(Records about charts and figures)
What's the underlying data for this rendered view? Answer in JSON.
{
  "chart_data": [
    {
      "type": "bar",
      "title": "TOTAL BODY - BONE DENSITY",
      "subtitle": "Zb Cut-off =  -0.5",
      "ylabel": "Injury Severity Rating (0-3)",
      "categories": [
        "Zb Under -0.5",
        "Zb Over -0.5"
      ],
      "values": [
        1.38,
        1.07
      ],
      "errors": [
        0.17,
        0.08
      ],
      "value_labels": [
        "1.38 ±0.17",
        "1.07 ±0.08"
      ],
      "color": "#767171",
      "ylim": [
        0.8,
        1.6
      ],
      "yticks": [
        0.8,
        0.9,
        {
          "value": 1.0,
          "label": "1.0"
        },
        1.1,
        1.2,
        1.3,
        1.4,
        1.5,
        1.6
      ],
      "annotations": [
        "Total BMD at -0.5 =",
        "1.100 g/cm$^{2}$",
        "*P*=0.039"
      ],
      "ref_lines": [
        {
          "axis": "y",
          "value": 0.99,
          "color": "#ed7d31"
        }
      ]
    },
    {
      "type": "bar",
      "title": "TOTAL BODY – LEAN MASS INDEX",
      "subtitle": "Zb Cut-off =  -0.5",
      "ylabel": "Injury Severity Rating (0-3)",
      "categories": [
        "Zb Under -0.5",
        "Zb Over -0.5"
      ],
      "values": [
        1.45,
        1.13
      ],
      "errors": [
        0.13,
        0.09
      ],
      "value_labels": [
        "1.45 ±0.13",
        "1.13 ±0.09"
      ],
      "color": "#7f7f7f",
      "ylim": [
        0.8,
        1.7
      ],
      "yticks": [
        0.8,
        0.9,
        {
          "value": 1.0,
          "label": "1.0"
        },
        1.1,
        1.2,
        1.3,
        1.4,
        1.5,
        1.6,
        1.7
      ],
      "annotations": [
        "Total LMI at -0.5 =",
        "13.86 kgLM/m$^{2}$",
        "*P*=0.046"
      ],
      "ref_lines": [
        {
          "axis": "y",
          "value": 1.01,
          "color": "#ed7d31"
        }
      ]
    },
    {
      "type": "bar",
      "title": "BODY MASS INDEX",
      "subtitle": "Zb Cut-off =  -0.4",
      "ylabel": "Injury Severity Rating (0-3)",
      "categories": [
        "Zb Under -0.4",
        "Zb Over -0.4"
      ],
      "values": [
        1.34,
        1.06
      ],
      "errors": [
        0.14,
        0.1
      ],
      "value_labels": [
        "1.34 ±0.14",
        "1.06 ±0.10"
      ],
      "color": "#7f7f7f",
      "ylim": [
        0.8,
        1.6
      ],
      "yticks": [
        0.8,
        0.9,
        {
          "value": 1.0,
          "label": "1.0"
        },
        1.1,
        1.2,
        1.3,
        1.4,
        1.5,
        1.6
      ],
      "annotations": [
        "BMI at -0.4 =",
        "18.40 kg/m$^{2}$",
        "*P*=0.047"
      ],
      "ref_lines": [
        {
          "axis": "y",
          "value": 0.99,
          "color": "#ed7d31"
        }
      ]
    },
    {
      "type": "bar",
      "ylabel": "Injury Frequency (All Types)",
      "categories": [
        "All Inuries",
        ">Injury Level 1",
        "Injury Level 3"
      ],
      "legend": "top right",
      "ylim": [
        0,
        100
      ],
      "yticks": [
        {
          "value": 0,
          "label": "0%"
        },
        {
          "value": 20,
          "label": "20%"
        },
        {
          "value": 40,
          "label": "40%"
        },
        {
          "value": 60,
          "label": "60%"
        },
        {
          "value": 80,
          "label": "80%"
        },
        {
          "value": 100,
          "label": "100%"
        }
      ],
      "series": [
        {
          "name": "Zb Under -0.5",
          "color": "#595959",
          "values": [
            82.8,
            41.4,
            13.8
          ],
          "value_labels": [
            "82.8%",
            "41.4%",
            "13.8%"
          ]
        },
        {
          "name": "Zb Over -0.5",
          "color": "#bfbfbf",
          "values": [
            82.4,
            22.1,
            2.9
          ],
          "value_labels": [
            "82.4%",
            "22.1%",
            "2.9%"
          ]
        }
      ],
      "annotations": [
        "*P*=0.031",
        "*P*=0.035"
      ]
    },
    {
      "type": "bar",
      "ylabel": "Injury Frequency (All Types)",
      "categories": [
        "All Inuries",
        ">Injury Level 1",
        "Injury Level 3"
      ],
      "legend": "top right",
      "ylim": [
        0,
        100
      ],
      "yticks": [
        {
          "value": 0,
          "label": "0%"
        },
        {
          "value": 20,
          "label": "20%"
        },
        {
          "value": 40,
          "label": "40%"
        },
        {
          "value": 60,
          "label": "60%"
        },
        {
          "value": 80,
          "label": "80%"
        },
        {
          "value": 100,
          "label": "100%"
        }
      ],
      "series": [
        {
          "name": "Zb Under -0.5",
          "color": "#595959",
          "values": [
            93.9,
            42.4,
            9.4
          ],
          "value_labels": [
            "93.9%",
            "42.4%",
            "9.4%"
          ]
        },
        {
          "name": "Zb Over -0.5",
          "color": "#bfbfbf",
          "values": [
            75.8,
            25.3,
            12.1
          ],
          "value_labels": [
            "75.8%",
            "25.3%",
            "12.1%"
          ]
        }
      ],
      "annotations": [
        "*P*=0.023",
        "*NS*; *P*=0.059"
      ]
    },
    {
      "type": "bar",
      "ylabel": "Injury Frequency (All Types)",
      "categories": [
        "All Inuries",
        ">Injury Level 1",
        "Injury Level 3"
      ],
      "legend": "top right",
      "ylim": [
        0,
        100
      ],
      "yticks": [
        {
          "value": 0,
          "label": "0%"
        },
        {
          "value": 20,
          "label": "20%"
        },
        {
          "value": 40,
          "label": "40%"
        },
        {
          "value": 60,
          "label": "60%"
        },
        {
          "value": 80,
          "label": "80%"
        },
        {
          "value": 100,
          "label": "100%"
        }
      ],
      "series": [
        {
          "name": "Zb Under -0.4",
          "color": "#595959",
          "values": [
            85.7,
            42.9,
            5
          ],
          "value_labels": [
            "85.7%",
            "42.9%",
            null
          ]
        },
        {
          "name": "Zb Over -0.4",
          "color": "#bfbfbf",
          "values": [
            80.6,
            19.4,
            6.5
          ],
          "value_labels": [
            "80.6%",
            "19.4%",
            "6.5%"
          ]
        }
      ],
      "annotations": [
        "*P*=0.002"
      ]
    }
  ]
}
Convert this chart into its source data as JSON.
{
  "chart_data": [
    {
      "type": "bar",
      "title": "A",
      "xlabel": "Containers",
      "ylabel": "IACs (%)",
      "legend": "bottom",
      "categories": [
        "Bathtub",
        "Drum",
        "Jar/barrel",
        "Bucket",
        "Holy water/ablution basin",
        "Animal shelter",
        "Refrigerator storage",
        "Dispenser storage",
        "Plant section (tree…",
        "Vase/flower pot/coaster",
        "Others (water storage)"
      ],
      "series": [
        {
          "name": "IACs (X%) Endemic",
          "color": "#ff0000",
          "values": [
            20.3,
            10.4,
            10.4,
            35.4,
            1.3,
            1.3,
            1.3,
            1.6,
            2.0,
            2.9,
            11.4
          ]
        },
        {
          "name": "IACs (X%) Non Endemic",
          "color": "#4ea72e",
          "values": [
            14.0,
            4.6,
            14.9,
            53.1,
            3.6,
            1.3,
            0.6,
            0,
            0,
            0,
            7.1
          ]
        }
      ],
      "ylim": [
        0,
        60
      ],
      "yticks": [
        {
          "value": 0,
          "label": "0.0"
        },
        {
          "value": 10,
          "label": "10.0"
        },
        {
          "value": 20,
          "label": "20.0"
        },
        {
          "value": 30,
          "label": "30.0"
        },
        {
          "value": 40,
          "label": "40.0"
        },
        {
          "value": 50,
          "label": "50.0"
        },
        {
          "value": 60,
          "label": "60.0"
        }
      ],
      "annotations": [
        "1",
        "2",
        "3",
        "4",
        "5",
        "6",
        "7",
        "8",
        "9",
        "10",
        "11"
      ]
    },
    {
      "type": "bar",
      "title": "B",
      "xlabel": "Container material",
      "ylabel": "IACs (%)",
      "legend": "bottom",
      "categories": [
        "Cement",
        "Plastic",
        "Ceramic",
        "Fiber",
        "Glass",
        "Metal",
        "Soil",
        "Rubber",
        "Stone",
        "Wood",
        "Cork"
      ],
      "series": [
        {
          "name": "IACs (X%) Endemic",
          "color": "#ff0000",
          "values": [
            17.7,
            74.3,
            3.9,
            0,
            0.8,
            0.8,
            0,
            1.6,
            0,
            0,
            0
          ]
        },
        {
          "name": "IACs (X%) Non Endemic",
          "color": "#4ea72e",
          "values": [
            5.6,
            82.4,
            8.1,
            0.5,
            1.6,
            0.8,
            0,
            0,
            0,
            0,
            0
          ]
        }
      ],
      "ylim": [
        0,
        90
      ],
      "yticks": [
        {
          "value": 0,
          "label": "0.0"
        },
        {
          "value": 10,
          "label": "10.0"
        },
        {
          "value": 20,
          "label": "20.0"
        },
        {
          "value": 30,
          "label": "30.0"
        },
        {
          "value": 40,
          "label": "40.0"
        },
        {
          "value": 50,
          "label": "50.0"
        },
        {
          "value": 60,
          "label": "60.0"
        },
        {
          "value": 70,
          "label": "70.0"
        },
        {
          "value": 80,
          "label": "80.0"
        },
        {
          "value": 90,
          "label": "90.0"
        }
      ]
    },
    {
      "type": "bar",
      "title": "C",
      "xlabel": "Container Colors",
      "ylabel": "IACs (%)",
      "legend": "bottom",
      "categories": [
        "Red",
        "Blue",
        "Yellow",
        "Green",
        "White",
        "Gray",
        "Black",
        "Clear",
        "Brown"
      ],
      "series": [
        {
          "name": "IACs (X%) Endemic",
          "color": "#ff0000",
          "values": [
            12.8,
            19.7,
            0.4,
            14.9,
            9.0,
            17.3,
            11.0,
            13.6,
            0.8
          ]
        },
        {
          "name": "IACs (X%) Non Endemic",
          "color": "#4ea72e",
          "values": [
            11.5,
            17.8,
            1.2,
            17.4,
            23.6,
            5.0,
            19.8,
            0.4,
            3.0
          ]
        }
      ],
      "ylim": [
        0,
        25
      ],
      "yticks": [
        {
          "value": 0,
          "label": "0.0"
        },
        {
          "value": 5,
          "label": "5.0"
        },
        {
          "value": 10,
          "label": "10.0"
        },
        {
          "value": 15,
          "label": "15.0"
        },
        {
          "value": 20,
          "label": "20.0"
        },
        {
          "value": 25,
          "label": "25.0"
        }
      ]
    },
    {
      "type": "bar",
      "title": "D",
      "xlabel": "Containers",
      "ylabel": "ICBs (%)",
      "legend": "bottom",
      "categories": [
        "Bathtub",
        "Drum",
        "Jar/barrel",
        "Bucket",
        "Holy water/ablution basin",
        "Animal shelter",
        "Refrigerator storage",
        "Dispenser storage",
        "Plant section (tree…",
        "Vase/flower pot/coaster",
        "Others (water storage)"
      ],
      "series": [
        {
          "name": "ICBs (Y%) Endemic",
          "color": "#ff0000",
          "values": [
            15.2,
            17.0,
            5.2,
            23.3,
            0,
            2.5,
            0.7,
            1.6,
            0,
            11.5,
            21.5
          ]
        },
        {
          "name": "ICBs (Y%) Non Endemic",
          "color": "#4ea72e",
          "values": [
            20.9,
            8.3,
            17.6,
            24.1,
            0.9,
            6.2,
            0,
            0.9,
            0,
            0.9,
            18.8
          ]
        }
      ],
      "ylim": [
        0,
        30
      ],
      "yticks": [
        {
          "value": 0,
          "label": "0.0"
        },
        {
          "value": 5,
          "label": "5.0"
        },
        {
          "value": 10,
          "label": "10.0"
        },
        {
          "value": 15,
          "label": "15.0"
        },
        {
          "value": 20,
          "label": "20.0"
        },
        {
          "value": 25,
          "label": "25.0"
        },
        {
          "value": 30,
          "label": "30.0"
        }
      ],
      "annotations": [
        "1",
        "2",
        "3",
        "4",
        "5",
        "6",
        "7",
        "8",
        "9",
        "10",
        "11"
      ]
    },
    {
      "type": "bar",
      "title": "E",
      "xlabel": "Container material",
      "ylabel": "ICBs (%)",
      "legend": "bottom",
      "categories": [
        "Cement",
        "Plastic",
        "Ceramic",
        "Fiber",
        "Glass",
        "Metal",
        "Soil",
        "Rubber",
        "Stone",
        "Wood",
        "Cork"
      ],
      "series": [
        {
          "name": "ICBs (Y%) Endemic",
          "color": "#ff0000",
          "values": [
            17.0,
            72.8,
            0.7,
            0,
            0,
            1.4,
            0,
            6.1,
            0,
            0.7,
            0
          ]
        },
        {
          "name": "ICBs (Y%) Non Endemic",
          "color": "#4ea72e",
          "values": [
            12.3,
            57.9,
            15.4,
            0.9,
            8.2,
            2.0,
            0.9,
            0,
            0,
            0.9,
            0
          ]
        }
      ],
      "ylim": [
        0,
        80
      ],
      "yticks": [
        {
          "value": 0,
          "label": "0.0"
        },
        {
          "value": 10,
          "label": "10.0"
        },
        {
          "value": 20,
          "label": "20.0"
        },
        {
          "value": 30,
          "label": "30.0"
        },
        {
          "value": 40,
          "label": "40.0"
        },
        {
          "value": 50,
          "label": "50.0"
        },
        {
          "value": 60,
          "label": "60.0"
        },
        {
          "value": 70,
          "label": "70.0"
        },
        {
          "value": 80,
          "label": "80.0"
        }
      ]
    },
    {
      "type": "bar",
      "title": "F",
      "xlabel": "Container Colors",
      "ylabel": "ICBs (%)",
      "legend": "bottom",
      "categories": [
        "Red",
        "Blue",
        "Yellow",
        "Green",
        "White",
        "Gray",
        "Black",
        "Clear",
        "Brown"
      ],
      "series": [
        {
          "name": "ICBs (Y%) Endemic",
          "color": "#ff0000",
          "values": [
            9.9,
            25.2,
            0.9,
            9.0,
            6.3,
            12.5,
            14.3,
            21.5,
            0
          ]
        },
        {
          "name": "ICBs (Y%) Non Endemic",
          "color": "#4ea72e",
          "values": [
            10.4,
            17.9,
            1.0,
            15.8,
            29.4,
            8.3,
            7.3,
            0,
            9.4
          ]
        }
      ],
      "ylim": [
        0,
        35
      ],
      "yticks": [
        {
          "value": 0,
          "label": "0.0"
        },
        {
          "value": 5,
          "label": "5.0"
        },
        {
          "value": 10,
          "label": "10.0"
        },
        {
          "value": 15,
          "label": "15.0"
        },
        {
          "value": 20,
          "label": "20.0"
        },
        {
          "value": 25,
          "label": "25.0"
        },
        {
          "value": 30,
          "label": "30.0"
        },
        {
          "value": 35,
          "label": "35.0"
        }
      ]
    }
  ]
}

* [PROMPT]
Gather each line in the entries above where the string "BODY" is found.

* [RESPONSE]
      "title": "TOTAL BODY - BONE DENSITY",
      "title": "TOTAL BODY – LEAN MASS INDEX",
      "title": "BODY MASS INDEX",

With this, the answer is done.